:: Working data ::

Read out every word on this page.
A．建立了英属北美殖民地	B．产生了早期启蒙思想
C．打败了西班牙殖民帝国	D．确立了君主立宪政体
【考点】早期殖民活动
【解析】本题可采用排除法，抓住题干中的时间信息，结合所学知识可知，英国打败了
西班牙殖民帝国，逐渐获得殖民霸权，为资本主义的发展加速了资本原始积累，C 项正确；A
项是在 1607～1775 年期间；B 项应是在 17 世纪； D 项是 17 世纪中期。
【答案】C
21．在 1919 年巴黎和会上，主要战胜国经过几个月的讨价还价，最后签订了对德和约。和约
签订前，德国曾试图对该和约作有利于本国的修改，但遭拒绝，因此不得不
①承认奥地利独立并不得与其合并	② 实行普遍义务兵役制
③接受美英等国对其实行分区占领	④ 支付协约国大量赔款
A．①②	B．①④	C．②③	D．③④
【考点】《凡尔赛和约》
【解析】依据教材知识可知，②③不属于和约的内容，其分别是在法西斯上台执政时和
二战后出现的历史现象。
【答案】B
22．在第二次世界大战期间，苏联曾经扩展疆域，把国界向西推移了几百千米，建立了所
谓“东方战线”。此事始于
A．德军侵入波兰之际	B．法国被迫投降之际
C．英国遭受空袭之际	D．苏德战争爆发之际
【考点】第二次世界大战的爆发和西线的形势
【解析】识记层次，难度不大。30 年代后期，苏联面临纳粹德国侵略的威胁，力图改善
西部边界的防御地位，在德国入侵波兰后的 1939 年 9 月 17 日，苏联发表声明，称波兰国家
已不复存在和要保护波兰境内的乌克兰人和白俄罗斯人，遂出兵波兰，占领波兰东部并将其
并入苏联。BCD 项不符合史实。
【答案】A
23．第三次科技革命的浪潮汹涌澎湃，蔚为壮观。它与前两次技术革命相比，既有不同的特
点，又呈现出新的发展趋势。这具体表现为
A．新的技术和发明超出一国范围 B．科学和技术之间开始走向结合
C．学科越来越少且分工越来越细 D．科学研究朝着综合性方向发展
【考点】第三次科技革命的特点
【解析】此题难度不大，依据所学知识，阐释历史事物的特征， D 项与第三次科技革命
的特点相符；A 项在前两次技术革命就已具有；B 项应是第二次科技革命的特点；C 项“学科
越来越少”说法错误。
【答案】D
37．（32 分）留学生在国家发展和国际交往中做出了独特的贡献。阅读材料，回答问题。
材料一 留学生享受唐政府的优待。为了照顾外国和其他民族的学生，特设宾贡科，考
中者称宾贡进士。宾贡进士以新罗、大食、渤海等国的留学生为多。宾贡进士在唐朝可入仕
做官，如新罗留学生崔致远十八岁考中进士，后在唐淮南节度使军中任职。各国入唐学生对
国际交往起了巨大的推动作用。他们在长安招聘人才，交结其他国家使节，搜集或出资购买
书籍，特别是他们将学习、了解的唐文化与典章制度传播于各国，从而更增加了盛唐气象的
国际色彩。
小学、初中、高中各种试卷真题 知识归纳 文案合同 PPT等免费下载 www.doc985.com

:::

▶ **Directions for this task**:
Print the listing above in its entirety, with every line exact.

▶ **Result**:
Read out every word on this page.
A．建立了英属北美殖民地	B．产生了早期启蒙思想
C．打败了西班牙殖民帝国	D．确立了君主立宪政体
【考点】早期殖民活动
【解析】本题可采用排除法，抓住题干中的时间信息，结合所学知识可知，英国打败了
西班牙殖民帝国，逐渐获得殖民霸权，为资本主义的发展加速了资本原始积累，C 项正确；A
项是在 1607～1775 年期间；B 项应是在 17 世纪； D 项是 17 世纪中期。
【答案】C
21．在 1919 年巴黎和会上，主要战胜国经过几个月的讨价还价，最后签订了对德和约。和约
签订前，德国曾试图对该和约作有利于本国的修改，但遭拒绝，因此不得不
①承认奥地利独立并不得与其合并	② 实行普遍义务兵役制
③接受美英等国对其实行分区占领	④ 支付协约国大量赔款
A．①②	B．①④	C．②③	D．③④
【考点】《凡尔赛和约》
【解析】依据教材知识可知，②③不属于和约的内容，其分别是在法西斯上台执政时和
二战后出现的历史现象。
【答案】B
22．在第二次世界大战期间，苏联曾经扩展疆域，把国界向西推移了几百千米，建立了所
谓“东方战线”。此事始于
A．德军侵入波兰之际	B．法国被迫投降之际
C．英国遭受空袭之际	D．苏德战争爆发之际
【考点】第二次世界大战的爆发和西线的形势
【解析】识记层次，难度不大。30 年代后期，苏联面临纳粹德国侵略的威胁，力图改善
西部边界的防御地位，在德国入侵波兰后的 1939 年 9 月 17 日，苏联发表声明，称波兰国家
已不复存在和要保护波兰境内的乌克兰人和白俄罗斯人，遂出兵波兰，占领波兰东部并将其
并入苏联。BCD 项不符合史实。
【答案】A
23．第三次科技革命的浪潮汹涌澎湃，蔚为壮观。它与前两次技术革命相比，既有不同的特
点，又呈现出新的发展趋势。这具体表现为
A．新的技术和发明超出一国范围 B．科学和技术之间开始走向结合
C．学科越来越少且分工越来越细 D．科学研究朝着综合性方向发展
【考点】第三次科技革命的特点
【解析】此题难度不大，依据所学知识，阐释历史事物的特征， D 项与第三次科技革命
的特点相符；A 项在前两次技术革命就已具有；B 项应是第二次科技革命的特点；C 项“学科
越来越少”说法错误。
【答案】D
37．（32 分）留学生在国家发展和国际交往中做出了独特的贡献。阅读材料，回答问题。
材料一 留学生享受唐政府的优待。为了照顾外国和其他民族的学生，特设宾贡科，考
中者称宾贡进士。宾贡进士以新罗、大食、渤海等国的留学生为多。宾贡进士在唐朝可入仕
做官，如新罗留学生崔致远十八岁考中进士，后在唐淮南节度使军中任职。各国入唐学生对
国际交往起了巨大的推动作用。他们在长安招聘人才，交结其他国家使节，搜集或出资购买
书籍，特别是他们将学习、了解的唐文化与典章制度传播于各国，从而更增加了盛唐气象的
国际色彩。
小学、初中、高中各种试卷真题 知识归纳 文案合同 PPT等免费下载 www.doc985.com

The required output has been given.